- Text passage -
----------

That's called failing, learning, pivoting and repeating

Microsoft shaquck Mar 3, 2018

And utterly confusing your user base in the process?

New
JdftEm Mar 3, 2018

I'm only seeing the failing part.

HealthNow binarycafe Mar 3, 2018

I just want one disposable free num for receiving calls and texts... Is it voice or hangouts now? Could you Googlers stop fucking with it and decide on one thing?

Facebook VegetaBlue Mar 3, 2018

Deprecate something, launch something (could be something previously deprecated), get promoted, leave. Repeat. That's basically how it works at Google Social there right now.

WalmartLabs Wevt03 Mar 3, 2018

You dont have to use it. That’s why we have startups. Big companies rarely launch new successes. Totally different incentives at work. Why do you even care what google does? There are tons of better products out there, other than search, gmail, google doc and map (map is getting shittier by the day). I don’t use any of other google product. And it’s ok. Kudos to those googlers who learned to play the game to their best.

Gigster teal_green Mar 3, 2018

It's because Google is run by gen X'ers. When Hangouts was released as part of Google+, no one thought it was that important (Vic Gundotra would describe the value of Hangouts as helping parents to lower the cost of their kids texts, during a time when unlimited texting was a free feature of most phone plans or at most a five dollar fee), and the leadership was _shocked_ when a 23 year old did some logs analysis and discovered there were 10x as many Hangouts messages/day as Google+ posts. It's a generational problem that the decision makers are old enough their social lives aren't as actively facilitated by text based communication, so they're not motivated to make text communication work.

----------

- Data -

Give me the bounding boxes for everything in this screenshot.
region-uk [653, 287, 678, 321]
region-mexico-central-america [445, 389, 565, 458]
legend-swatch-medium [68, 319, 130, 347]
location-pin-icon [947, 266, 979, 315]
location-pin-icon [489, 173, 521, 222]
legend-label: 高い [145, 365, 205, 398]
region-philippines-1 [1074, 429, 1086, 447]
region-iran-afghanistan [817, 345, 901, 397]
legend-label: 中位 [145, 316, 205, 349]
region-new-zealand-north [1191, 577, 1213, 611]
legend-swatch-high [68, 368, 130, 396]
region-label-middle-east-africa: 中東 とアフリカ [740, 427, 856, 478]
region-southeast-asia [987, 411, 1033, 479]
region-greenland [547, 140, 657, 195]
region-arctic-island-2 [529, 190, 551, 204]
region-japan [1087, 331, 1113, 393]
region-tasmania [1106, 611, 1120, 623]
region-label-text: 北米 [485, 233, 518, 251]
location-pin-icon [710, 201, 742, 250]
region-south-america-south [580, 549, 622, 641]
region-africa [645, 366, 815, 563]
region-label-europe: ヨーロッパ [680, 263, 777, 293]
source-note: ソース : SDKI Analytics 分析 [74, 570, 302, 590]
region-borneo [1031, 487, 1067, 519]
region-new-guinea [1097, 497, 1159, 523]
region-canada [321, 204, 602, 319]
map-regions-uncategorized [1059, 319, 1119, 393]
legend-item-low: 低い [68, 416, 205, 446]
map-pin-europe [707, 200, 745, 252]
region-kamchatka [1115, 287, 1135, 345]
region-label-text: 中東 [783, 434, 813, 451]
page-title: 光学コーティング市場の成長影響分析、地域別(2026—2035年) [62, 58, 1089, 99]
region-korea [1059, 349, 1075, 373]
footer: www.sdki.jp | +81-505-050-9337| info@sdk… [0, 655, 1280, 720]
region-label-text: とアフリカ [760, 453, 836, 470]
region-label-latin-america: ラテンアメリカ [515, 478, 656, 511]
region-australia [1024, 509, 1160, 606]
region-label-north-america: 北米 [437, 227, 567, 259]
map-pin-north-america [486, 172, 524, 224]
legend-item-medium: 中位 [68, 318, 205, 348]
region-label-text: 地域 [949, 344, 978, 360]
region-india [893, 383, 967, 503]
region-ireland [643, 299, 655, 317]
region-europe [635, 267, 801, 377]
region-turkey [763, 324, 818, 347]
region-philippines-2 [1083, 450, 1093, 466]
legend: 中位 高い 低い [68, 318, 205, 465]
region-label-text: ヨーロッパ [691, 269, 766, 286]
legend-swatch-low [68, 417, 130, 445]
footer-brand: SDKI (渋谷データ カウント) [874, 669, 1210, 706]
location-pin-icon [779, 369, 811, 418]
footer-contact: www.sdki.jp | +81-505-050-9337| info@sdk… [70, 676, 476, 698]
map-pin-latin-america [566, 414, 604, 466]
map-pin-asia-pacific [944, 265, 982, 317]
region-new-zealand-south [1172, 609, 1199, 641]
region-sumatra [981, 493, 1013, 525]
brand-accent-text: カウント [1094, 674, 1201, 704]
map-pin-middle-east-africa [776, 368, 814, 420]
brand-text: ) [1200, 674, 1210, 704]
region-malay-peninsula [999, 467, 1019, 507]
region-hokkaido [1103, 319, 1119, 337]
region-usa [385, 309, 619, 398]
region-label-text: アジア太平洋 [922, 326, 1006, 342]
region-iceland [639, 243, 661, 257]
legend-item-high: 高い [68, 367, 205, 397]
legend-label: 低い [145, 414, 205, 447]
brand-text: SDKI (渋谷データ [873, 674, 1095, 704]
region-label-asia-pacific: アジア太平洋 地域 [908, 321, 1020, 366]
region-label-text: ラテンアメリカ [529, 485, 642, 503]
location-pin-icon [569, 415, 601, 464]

----------

- Prompt -
Extend the forum thread about Google's shifting messaging products beyond its last post, matching the style of its posts.

- Written response -
Facebook Tr3kkie Mar 3, 2018

Only 10x? That sounds insanely low for 2 reasons: 1) chat apps generally have WAY bigger message volume than any social media post volume. 2) nobody used Google+ to begin with. 10 x nothing = nothing.

Gigster teal_green Mar 3, 2018

Hangouts only works (functionally) if both people in the convo use it. Not many people used Google+, thus Hangouts wasn't that useful. At the same time _so few_ people used Google+ to post things that there was still 10x volume. Hangouts won over Gmail chat not because it had that much better of a user experience, but rather Google talk was running on an ancient and crumbling stack.

Google jghyrh Mar 3, 2018

After the current set of chat clients, and the next five, there's only twelve chat clients left. At that point, well announce the launch of one true set of six chat clients for the year.

Google hac Mar 3, 2018

We do it for the lulz

Amazon Shhsuauaub Mar 3, 2018

Theres no strategy 😂

Cisco jerome Mar 3, 2018

Everyone at Google studied leetcode and can make chat apps. Come promo time, they don't have anything to show to a random blind committee. So they all end up doing what they already know: make another chat app

Lattice Engines kaching Mar 4, 2018

I think Google just does all this for fun to keep competitors busy in predicting their next move in social while they are busy focussing on how to make more money of there core products like maps, search, YouTube and Android. Sometimes these companies have to widen their scope in order to not come off as a monopoly in one single space and avoid antitrust issues. They keep playing and if anything clicks (like Gmail) they probably become a bit more serious about it then. They have large sums of money at their disposal. They can do a lot of useless things.